-- SET EXERCISE --
Take the entries below and print all of them exactly, please.

-- RECORDS TO PROCESS --
>>>

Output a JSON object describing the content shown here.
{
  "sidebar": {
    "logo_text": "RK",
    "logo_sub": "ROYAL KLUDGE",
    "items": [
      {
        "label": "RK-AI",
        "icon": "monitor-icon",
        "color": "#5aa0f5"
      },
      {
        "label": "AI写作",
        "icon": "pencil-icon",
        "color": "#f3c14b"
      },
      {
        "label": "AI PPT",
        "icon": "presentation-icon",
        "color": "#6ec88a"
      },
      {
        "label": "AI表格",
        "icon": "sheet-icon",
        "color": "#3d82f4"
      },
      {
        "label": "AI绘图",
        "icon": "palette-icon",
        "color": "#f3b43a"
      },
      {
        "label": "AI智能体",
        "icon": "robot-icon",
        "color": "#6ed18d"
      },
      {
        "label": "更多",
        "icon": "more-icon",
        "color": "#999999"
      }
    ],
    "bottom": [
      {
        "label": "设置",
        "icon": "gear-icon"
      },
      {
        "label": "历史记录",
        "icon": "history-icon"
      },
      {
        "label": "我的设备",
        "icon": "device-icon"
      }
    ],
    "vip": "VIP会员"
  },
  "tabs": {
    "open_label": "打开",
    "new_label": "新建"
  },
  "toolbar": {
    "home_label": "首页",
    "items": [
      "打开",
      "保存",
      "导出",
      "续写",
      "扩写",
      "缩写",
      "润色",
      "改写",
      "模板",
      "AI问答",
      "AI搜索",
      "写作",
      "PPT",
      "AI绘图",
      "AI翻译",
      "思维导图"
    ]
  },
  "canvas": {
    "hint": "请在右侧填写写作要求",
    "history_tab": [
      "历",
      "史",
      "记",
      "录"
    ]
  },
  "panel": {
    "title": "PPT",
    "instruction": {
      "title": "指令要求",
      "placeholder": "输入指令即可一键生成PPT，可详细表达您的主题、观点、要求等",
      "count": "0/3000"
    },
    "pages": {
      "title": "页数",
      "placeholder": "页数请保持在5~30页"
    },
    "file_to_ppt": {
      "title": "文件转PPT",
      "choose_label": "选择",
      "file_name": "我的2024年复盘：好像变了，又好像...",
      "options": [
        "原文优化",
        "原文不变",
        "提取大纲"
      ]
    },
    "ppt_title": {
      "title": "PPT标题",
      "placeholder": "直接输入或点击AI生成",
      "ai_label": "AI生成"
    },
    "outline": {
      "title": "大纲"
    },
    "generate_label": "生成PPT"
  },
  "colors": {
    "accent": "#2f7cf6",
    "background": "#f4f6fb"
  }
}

<<<

-- THE REPLY --
Output a JSON object describing the content shown here.
{
  "sidebar": {
    "logo_text": "RK",
    "logo_sub": "ROYAL KLUDGE",
    "items": [
      {
        "label": "RK-AI",
        "icon": "monitor-icon",
        "color": "#5aa0f5"
      },
      {
        "label": "AI写作",
        "icon": "pencil-icon",
        "color": "#f3c14b"
      },
      {
        "label": "AI PPT",
        "icon": "presentation-icon",
        "color": "#6ec88a"
      },
      {
        "label": "AI表格",
        "icon": "sheet-icon",
        "color": "#3d82f4"
      },
      {
        "label": "AI绘图",
        "icon": "palette-icon",
        "color": "#f3b43a"
      },
      {
        "label": "AI智能体",
        "icon": "robot-icon",
        "color": "#6ed18d"
      },
      {
        "label": "更多",
        "icon": "more-icon",
        "color": "#999999"
      }
    ],
    "bottom": [
      {
        "label": "设置",
        "icon": "gear-icon"
      },
      {
        "label": "历史记录",
        "icon": "history-icon"
      },
      {
        "label": "我的设备",
        "icon": "device-icon"
      }
    ],
    "vip": "VIP会员"
  },
  "tabs": {
    "open_label": "打开",
    "new_label": "新建"
  },
  "toolbar": {
    "home_label": "首页",
    "items": [
      "打开",
      "保存",
      "导出",
      "续写",
      "扩写",
      "缩写",
      "润色",
      "改写",
      "模板",
      "AI问答",
      "AI搜索",
      "写作",
      "PPT",
      "AI绘图",
      "AI翻译",
      "思维导图"
    ]
  },
  "canvas": {
    "hint": "请在右侧填写写作要求",
    "history_tab": [
      "历",
      "史",
      "记",
      "录"
    ]
  },
  "panel": {
    "title": "PPT",
    "instruction": {
      "title": "指令要求",
      "placeholder": "输入指令即可一键生成PPT，可详细表达您的主题、观点、要求等",
      "count": "0/3000"
    },
    "pages": {
      "title": "页数",
      "placeholder": "页数请保持在5~30页"
    },
    "file_to_ppt": {
      "title": "文件转PPT",
      "choose_label": "选择",
      "file_name": "我的2024年复盘：好像变了，又好像...",
      "options": [
        "原文优化",
        "原文不变",
        "提取大纲"
      ]
    },
    "ppt_title": {
      "title": "PPT标题",
      "placeholder": "直接输入或点击AI生成",
      "ai_label": "AI生成"
    },
    "outline": {
      "title": "大纲"
    },
    "generate_label": "生成PPT"
  },
  "colors": {
    "accent": "#2f7cf6",
    "background": "#f4f6fb"
  }
}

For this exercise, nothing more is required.